>> begin SUPPLIED MATERIAL

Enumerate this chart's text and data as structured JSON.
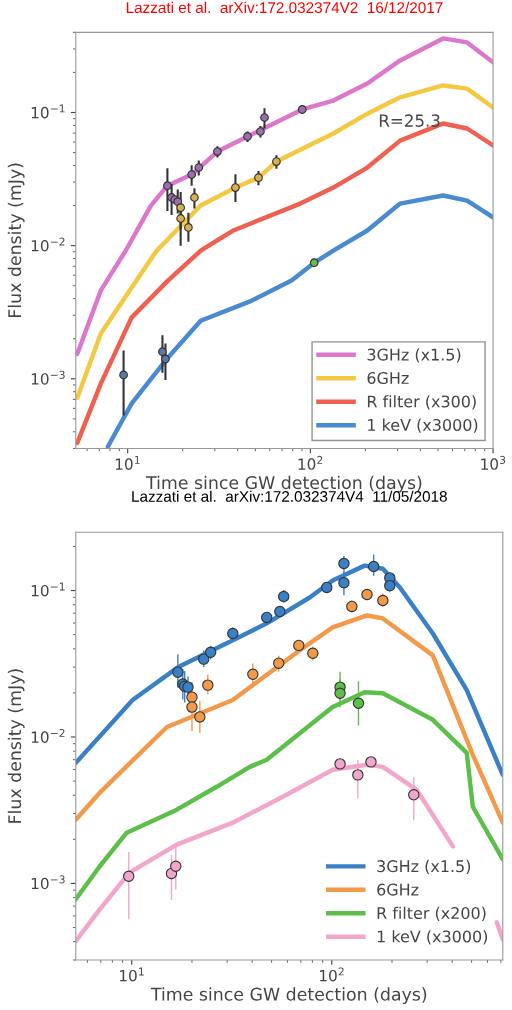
{
  "chart_data": [
    {
      "type": "line",
      "title": "Lazzati et al.  arXiv:172.032374V2  16/12/2017",
      "xlabel": "Time since GW detection (days)",
      "ylabel": "Flux density (mJy)",
      "log": "xy",
      "xlim": [
        5.2,
        1000
      ],
      "ylim": [
        0.0003,
        0.4
      ],
      "xticks": [
        {
          "value": 10,
          "label": "10$^{1}$"
        },
        {
          "value": 100,
          "label": "10$^{2}$"
        },
        {
          "value": 1000,
          "label": "10$^{3}$"
        }
      ],
      "yticks": [
        {
          "value": 0.001,
          "label": "10$^{−3}$"
        },
        {
          "value": 0.01,
          "label": "10$^{−2}$"
        },
        {
          "value": 0.1,
          "label": "10$^{−1}$"
        }
      ],
      "legend": "lower right",
      "grid": false,
      "annotations": [
        "R=25.3"
      ],
      "series": [
        {
          "name": "3GHz (x1.5)",
          "color": "#dd77cc",
          "x": [
            5.3,
            7.12,
            9.75,
            13.4,
            16.5,
            22.4,
            31.0,
            45.3,
            90.3,
            133.6,
            205,
            310,
            533,
            721,
            1000
          ],
          "values": [
            0.00154,
            0.00459,
            0.00916,
            0.02,
            0.0282,
            0.0342,
            0.0509,
            0.0661,
            0.1054,
            0.123,
            0.165,
            0.246,
            0.36,
            0.336,
            0.238
          ]
        },
        {
          "name": "6GHz",
          "color": "#f5c842",
          "x": [
            5.3,
            7.12,
            10.5,
            14.4,
            25.1,
            38.9,
            52.0,
            65.2,
            133.6,
            205,
            310,
            533,
            721,
            1000
          ],
          "values": [
            0.00072,
            0.00218,
            0.00483,
            0.00916,
            0.02,
            0.0273,
            0.0324,
            0.0428,
            0.0695,
            0.098,
            0.13,
            0.1596,
            0.151,
            0.109
          ]
        },
        {
          "name": "R filter (x300)",
          "color": "#f06050",
          "x": [
            5.3,
            7.12,
            10.5,
            16.6,
            25.1,
            37.9,
            88.1,
            133.6,
            205,
            310,
            533,
            721,
            1000
          ],
          "values": [
            0.00033,
            0.000916,
            0.00288,
            0.00546,
            0.00916,
            0.013,
            0.0207,
            0.0273,
            0.0386,
            0.0615,
            0.0826,
            0.0758,
            0.0565
          ]
        },
        {
          "name": "1 keV (x3000)",
          "color": "#4a8ad0",
          "x": [
            7.8,
            10.5,
            16.6,
            25.1,
            47.5,
            79.3,
            105,
            133.6,
            205,
            310,
            533,
            721,
            1000
          ],
          "values": [
            0.00031,
            0.00065,
            0.00144,
            0.00273,
            0.00385,
            0.0055,
            0.00745,
            0.00916,
            0.013,
            0.0207,
            0.0238,
            0.0218,
            0.0163
          ]
        },
        {
          "type": "scatter",
          "color": "#9a6fae",
          "x": [
            16.5,
            17.4,
            18.1,
            18.8,
            22.4,
            24.5,
            31.0,
            45.3,
            53.3,
            56.1,
            90.3
          ],
          "values": [
            0.0282,
            0.023,
            0.0222,
            0.0214,
            0.0342,
            0.0386,
            0.0509,
            0.0661,
            0.072,
            0.0917,
            0.1054
          ],
          "errors": [
            [
              0.0182,
              0.0382
            ],
            [
              0.017,
              0.029
            ],
            null,
            [
              0.0174,
              0.0264
            ],
            [
              0.0282,
              0.0402
            ],
            [
              0.0336,
              0.0436
            ],
            [
              0.0459,
              0.0559
            ],
            [
              0.0601,
              0.0721
            ],
            [
              0.065,
              0.079
            ],
            [
              0.0757,
              0.1077
            ],
            [
              0.0974,
              0.1134
            ]
          ]
        },
        {
          "type": "scatter",
          "color": "#d9b04e",
          "x": [
            19.5,
            19.5,
            21.5,
            23.2,
            38.9,
            52.0,
            65.2
          ],
          "values": [
            0.0193,
            0.016,
            0.0137,
            0.023,
            0.0273,
            0.0324,
            0.0428
          ],
          "errors": [
            [
              0.0133,
              0.0253
            ],
            [
              0.01,
              0.02
            ],
            [
              0.0107,
              0.0177
            ],
            [
              0.019,
              0.027
            ],
            [
              0.0213,
              0.0343
            ],
            [
              0.0284,
              0.0364
            ],
            [
              0.0378,
              0.0478
            ]
          ]
        },
        {
          "type": "scatter",
          "color": "#5a78a8",
          "x": [
            9.5,
            15.5,
            16.1
          ],
          "values": [
            0.00107,
            0.0016,
            0.00141
          ],
          "errors": [
            [
              0.00053,
              0.00163
            ],
            [
              0.00111,
              0.00212
            ],
            [
              0.00098,
              0.00184
            ]
          ]
        },
        {
          "type": "scatter",
          "color": "#66bb55",
          "x": [
            105
          ],
          "values": [
            0.00745
          ]
        }
      ]
    },
    {
      "type": "line",
      "title": "Lazzati et al.  arXiv:172.032374V4  11/05/2018",
      "xlabel": "Time since GW detection (days)",
      "ylabel": "Flux density (mJy)",
      "log": "xy",
      "xlim": [
        5.25,
        716
      ],
      "ylim": [
        0.0003,
        0.25
      ],
      "xticks": [
        {
          "value": 10,
          "label": "10$^{1}$"
        },
        {
          "value": 100,
          "label": "10$^{2}$"
        }
      ],
      "yticks": [
        {
          "value": 0.001,
          "label": "10$^{−3}$"
        },
        {
          "value": 0.01,
          "label": "10$^{−2}$"
        },
        {
          "value": 0.1,
          "label": "10$^{−1}$"
        }
      ],
      "legend": "lower right",
      "grid": false,
      "series": [
        {
          "name": "3GHz (x1.5)",
          "color": "#3a80c6",
          "x": [
            5.25,
            10.1,
            17.0,
            32.0,
            47.3,
            77.6,
            101,
            146,
            180,
            219,
            320,
            473,
            716
          ],
          "values": [
            0.00666,
            0.0179,
            0.0299,
            0.0457,
            0.0597,
            0.0896,
            0.117,
            0.148,
            0.141,
            0.105,
            0.0509,
            0.0209,
            0.00551
          ]
        },
        {
          "name": "6GHz",
          "color": "#f39a4a",
          "x": [
            5.25,
            6.92,
            8.04,
            15.0,
            32.0,
            69.2,
            101,
            150,
            180,
            320,
            507,
            716
          ],
          "values": [
            0.00272,
            0.00416,
            0.0051,
            0.0117,
            0.0179,
            0.0391,
            0.056,
            0.0676,
            0.0645,
            0.0361,
            0.00755,
            0.0026
          ]
        },
        {
          "name": "R filter (x200)",
          "color": "#5cbf4a",
          "x": [
            5.25,
            6.92,
            9.44,
            16.8,
            26.6,
            38.9,
            47.3,
            69.2,
            101,
            146,
            180,
            320,
            473,
            507,
            716
          ],
          "values": [
            0.00078,
            0.00131,
            0.00222,
            0.00319,
            0.00457,
            0.00625,
            0.007,
            0.0106,
            0.016,
            0.0202,
            0.0199,
            0.0131,
            0.00779,
            0.00334,
            0.00146
          ]
        },
        {
          "name": "1 keV (x3000)",
          "color": "#f2a6cc",
          "x": [
            5.25,
            6.92,
            9.77,
            16.8,
            32.0,
            56.9,
            101,
            150,
            180,
            266,
            403,
            550,
            668,
            716
          ],
          "values": [
            0.000403,
            0.000665,
            0.00119,
            0.00184,
            0.0026,
            0.00391,
            0.00597,
            0.00646,
            0.00625,
            0.00436,
            0.00179,
            null,
            0.000543,
            0.000416
          ]
        },
        {
          "type": "scatter",
          "color": "#3a80c6",
          "x": [
            17.0,
            18.0,
            18.4,
            19.1,
            22.9,
            24.8,
            32.0,
            47.3,
            55.0,
            57.5,
            94.4,
            115,
            115,
            162,
            195,
            195
          ],
          "values": [
            0.0277,
            0.023,
            0.0222,
            0.0219,
            0.034,
            0.0379,
            0.0509,
            0.0655,
            0.0719,
            0.091,
            0.105,
            0.153,
            0.113,
            0.146,
            0.122,
            0.108
          ],
          "errors": [
            [
              0.0217,
              0.0367
            ],
            [
              0.018,
              0.029
            ],
            [
              0.0172,
              0.0282
            ],
            [
              0.0179,
              0.0259
            ],
            [
              0.03,
              0.039
            ],
            [
              0.0339,
              0.0419
            ],
            [
              0.0469,
              0.0559
            ],
            [
              0.0605,
              0.0705
            ],
            [
              0.0659,
              0.0779
            ],
            [
              0.083,
              0.101
            ],
            [
              0.099,
              0.111
            ],
            [
              0.123,
              0.173
            ],
            [
              0.093,
              0.133
            ],
            [
              0.126,
              0.176
            ],
            [
              0.112,
              0.132
            ],
            [
              0.098,
              0.118
            ]
          ]
        },
        {
          "type": "scatter",
          "color": "#f39a4a",
          "x": [
            20.0,
            20.0,
            21.9,
            24.0,
            40.3,
            54.3,
            68.4,
            80.4,
            126,
            150,
            180
          ],
          "values": [
            0.0187,
            0.016,
            0.0137,
            0.0226,
            0.0268,
            0.0319,
            0.0422,
            0.0373,
            0.0779,
            0.094,
            0.0855
          ],
          "errors": [
            [
              0.0147,
              0.0237
            ],
            [
              0.011,
              0.022
            ],
            [
              0.0107,
              0.0177
            ],
            [
              0.0196,
              0.0266
            ],
            [
              0.0218,
              0.0318
            ],
            [
              0.0279,
              0.0359
            ],
            [
              0.0382,
              0.0462
            ],
            [
              0.0333,
              0.0413
            ],
            [
              0.0709,
              0.0859
            ],
            [
              0.086,
              0.102
            ],
            [
              0.0775,
              0.0955
            ]
          ]
        },
        {
          "type": "scatter",
          "color": "#5cbf4a",
          "x": [
            110,
            110,
            136
          ],
          "values": [
            0.0219,
            0.0199,
            0.017
          ],
          "errors": [
            [
              0.0179,
              0.0279
            ],
            [
              0.0159,
              0.0249
            ],
            [
              0.012,
              0.024
            ]
          ]
        },
        {
          "type": "scatter",
          "color": "#f2a6cc",
          "x": [
            9.66,
            15.8,
            16.6,
            110,
            135,
            157,
            257
          ],
          "values": [
            0.00112,
            0.00117,
            0.00131,
            0.00655,
            0.00551,
            0.00676,
            0.00403
          ],
          "errors": [
            [
              0.00057,
              0.00164
            ],
            [
              0.00077,
              0.00157
            ],
            [
              0.00091,
              0.00181
            ],
            [
              0.00605,
              0.00705
            ],
            [
              0.0038,
              0.007
            ],
            [
              0.00626,
              0.00726
            ],
            [
              0.0027,
              0.0053
            ]
          ]
        }
      ]
    }
  ]
}
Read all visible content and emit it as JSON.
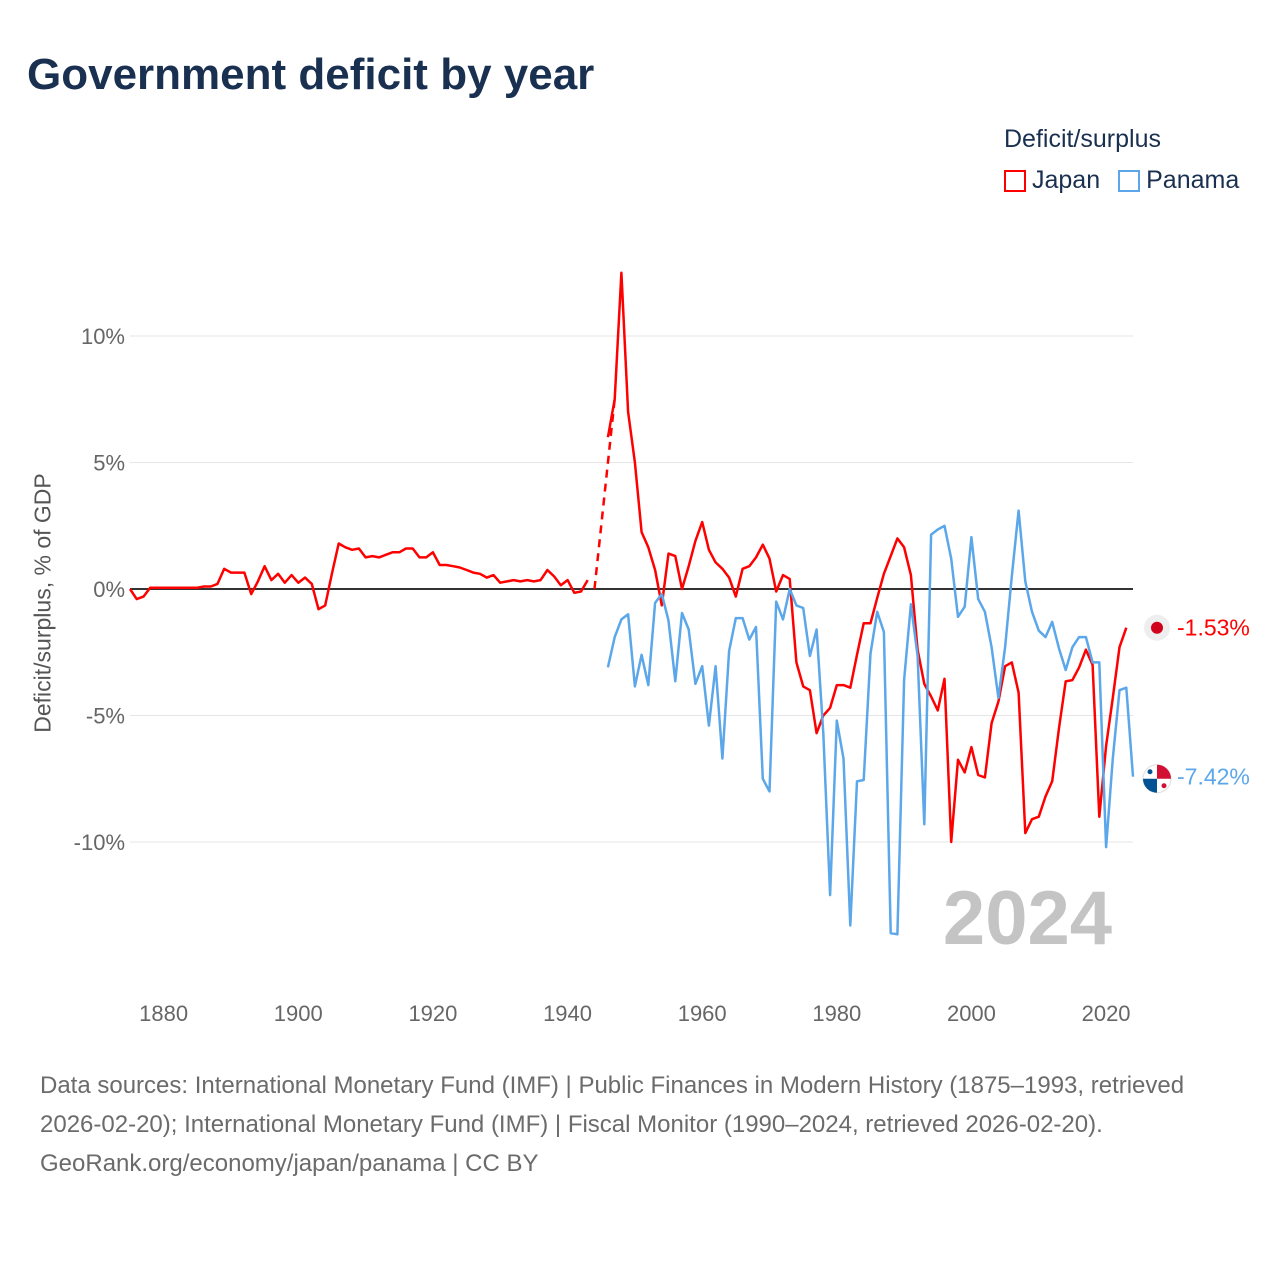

>> end SUPPLIED MATERIAL

**TASK DETAILS:**
Check each line above for the string "arXiv" and report how many lines have it, giving only the number.

**TASK RESULT:**
2